- _Prompt_:
All of the material below is to be repeated exactly.

- _Records to use_:
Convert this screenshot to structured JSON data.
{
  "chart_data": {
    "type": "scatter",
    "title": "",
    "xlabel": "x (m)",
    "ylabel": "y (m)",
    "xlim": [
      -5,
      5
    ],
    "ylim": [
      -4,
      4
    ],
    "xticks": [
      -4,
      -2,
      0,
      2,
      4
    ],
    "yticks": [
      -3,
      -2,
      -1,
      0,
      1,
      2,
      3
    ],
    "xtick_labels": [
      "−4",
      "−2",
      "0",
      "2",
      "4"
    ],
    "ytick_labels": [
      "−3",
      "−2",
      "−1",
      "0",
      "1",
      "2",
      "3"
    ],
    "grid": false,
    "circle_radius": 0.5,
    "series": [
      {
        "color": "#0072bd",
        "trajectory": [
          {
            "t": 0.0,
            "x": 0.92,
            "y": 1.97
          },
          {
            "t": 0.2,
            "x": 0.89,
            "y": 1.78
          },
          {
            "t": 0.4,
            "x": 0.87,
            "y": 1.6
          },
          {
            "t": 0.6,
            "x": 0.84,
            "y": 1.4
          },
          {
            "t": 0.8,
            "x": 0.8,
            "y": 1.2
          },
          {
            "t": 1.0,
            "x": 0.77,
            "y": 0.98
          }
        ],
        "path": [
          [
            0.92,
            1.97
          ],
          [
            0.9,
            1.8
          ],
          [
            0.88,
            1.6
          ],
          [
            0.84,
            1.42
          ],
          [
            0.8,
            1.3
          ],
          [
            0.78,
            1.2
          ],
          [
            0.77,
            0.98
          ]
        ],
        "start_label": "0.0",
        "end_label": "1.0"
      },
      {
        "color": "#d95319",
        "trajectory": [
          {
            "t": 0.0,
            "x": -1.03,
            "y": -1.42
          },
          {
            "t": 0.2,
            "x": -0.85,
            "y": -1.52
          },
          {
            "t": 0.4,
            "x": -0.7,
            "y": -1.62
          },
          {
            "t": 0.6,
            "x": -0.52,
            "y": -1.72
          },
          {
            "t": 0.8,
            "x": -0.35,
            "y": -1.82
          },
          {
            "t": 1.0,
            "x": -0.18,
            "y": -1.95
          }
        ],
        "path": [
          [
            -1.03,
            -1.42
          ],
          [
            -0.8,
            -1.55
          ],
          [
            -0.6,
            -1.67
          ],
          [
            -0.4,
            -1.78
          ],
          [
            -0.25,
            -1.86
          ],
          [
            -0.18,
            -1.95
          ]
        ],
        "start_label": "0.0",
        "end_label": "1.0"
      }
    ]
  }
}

- _Reply_:
Convert this screenshot to structured JSON data.
{
  "chart_data": {
    "type": "scatter",
    "title": "",
    "xlabel": "x (m)",
    "ylabel": "y (m)",
    "xlim": [
      -5,
      5
    ],
    "ylim": [
      -4,
      4
    ],
    "xticks": [
      -4,
      -2,
      0,
      2,
      4
    ],
    "yticks": [
      -3,
      -2,
      -1,
      0,
      1,
      2,
      3
    ],
    "xtick_labels": [
      "−4",
      "−2",
      "0",
      "2",
      "4"
    ],
    "ytick_labels": [
      "−3",
      "−2",
      "−1",
      "0",
      "1",
      "2",
      "3"
    ],
    "grid": false,
    "circle_radius": 0.5,
    "series": [
      {
        "color": "#0072bd",
        "trajectory": [
          {
            "t": 0.0,
            "x": 0.92,
            "y": 1.97
          },
          {
            "t": 0.2,
            "x": 0.89,
            "y": 1.78
          },
          {
            "t": 0.4,
            "x": 0.87,
            "y": 1.6
          },
          {
            "t": 0.6,
            "x": 0.84,
            "y": 1.4
          },
          {
            "t": 0.8,
            "x": 0.8,
            "y": 1.2
          },
          {
            "t": 1.0,
            "x": 0.77,
            "y": 0.98
          }
        ],
        "path": [
          [
            0.92,
            1.97
          ],
          [
            0.9,
            1.8
          ],
          [
            0.88,
            1.6
          ],
          [
            0.84,
            1.42
          ],
          [
            0.8,
            1.3
          ],
          [
            0.78,
            1.2
          ],
          [
            0.77,
            0.98
          ]
        ],
        "start_label": "0.0",
        "end_label": "1.0"
      },
      {
        "color": "#d95319",
        "trajectory": [
          {
            "t": 0.0,
            "x": -1.03,
            "y": -1.42
          },
          {
            "t": 0.2,
            "x": -0.85,
            "y": -1.52
          },
          {
            "t": 0.4,
            "x": -0.7,
            "y": -1.62
          },
          {
            "t": 0.6,
            "x": -0.52,
            "y": -1.72
          },
          {
            "t": 0.8,
            "x": -0.35,
            "y": -1.82
          },
          {
            "t": 1.0,
            "x": -0.18,
            "y": -1.95
          }
        ],
        "path": [
          [
            -1.03,
            -1.42
          ],
          [
            -0.8,
            -1.55
          ],
          [
            -0.6,
            -1.67
          ],
          [
            -0.4,
            -1.78
          ],
          [
            -0.25,
            -1.86
          ],
          [
            -0.18,
            -1.95
          ]
        ],
        "start_label": "0.0",
        "end_label": "1.0"
      }
    ]
  }
}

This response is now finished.